CNN is reporting that State Secretary Mike Pompeo slipped away during the recent NATO summit in London in order to meet with a rightwing organization called Hamilton Society that consists of British and American conservatives. The action fueled speculation that he is mulling a run for a Senate seat in Kansas in order to preserve the Republican majority in the Senate. But Pompeo was in London for a trip funded by US taxpayers while he met with the private donors at the hotel he was staying at.

The state of Wisconsin is grappling with the presence of armed guards in public schools after so-called “resource officers” shot two students in two separate schools one day apart. Neither of the students were killed. Armed “resource” officers are deployed to more than 40% of American schools ostensibly to prevent school shootings but they have rarely successfully done so. Meanwhile gun control groups announced this week that they are creating a 2018 “year book” of victims of school shootings to send to President Donald Trump and US Senators. The Democrat-controlled House has passed gun safety legislation but Senate Majority Leader Mitch McConnell has blocked the Senate versions of the bills.
- - - - - - -
● Given problem A
Name every person mentioned by name in the news excerpt.
● Given problem B
Render this sentence from the news excerpt in Spanish: "The action fueled speculation that he is mulling a run for a Senate seat in Kansas in order to preserve the Republican majority in the Senate."
● Given problem C
Carry the news excerpt about Pompeo and school shootings forward past its final sentence.
The lines after this come from a different source than the news excerpt.
- - - - - - -
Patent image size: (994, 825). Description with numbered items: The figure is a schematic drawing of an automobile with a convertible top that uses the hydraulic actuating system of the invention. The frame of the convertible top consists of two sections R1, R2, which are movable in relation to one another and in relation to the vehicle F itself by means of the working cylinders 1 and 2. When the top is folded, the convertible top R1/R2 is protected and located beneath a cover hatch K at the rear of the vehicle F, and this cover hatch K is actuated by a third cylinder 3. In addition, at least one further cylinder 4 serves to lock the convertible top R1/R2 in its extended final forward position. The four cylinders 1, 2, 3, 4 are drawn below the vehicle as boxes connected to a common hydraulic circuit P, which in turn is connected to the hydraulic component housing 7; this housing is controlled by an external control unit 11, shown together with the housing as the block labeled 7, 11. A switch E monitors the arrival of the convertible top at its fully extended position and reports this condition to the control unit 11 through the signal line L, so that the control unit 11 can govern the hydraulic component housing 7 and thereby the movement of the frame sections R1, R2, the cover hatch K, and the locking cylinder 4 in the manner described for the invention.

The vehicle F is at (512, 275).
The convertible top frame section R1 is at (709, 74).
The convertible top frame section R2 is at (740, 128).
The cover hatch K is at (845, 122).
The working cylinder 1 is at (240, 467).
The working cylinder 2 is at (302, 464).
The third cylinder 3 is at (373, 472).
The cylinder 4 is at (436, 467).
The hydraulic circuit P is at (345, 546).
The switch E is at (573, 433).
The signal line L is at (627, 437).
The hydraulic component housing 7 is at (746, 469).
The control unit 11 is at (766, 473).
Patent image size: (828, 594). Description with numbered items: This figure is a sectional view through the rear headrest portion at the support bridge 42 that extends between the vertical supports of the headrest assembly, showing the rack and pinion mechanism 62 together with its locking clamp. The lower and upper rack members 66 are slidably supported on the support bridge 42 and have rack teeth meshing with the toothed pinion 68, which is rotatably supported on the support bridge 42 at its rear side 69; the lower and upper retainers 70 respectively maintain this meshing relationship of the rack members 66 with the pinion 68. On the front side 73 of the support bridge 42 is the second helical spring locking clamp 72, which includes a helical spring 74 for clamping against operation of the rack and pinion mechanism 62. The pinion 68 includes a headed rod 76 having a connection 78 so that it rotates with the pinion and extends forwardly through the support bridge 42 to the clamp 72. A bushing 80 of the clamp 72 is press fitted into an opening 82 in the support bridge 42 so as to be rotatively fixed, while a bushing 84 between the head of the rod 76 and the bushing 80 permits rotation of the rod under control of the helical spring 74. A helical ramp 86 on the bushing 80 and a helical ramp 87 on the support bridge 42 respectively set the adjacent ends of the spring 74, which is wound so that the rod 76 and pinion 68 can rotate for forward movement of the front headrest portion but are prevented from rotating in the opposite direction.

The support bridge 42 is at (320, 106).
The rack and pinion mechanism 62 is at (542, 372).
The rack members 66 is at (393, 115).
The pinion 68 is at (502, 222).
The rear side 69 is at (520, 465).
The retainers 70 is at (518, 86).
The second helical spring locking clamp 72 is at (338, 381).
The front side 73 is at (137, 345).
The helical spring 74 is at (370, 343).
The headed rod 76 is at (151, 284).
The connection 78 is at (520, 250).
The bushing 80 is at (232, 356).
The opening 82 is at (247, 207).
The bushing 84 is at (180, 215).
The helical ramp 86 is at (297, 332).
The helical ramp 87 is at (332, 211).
- - - - - - -
● Task response A
Mike Pompeo, Donald Trump, Mitch McConnell

● Task response B
La acción alimentó las especulaciones de que está considerando postularse a un escaño del Senado por Kansas para preservar la mayoría republicana en el Senado.

● Task response C
The US Supreme Court is currently considering a case over the right of homeless people to sleep on streets. It is the first time that such a case has been taken up by the court. The 9th Circuit Court of Appeals last year ruled against criminalizing homelessness in cities where there are not enough shelter beds for people without homes. Meanwhile, California, which has struggled with high housing costs, says it is frustrated by the federal government’s withholding of Housing vouchers that could ease homelessness. The Trump administration has decided to use homelessness in California as political leverage against the liberal-leaning state. The White House has just picked a controversial nominee to head the U.S. Interagency Council on Homelessness. Former homelessness consultant Robert Marbut is known for opposing the public feeding of homeless people and advocates building big shelters that some say are akin to jails.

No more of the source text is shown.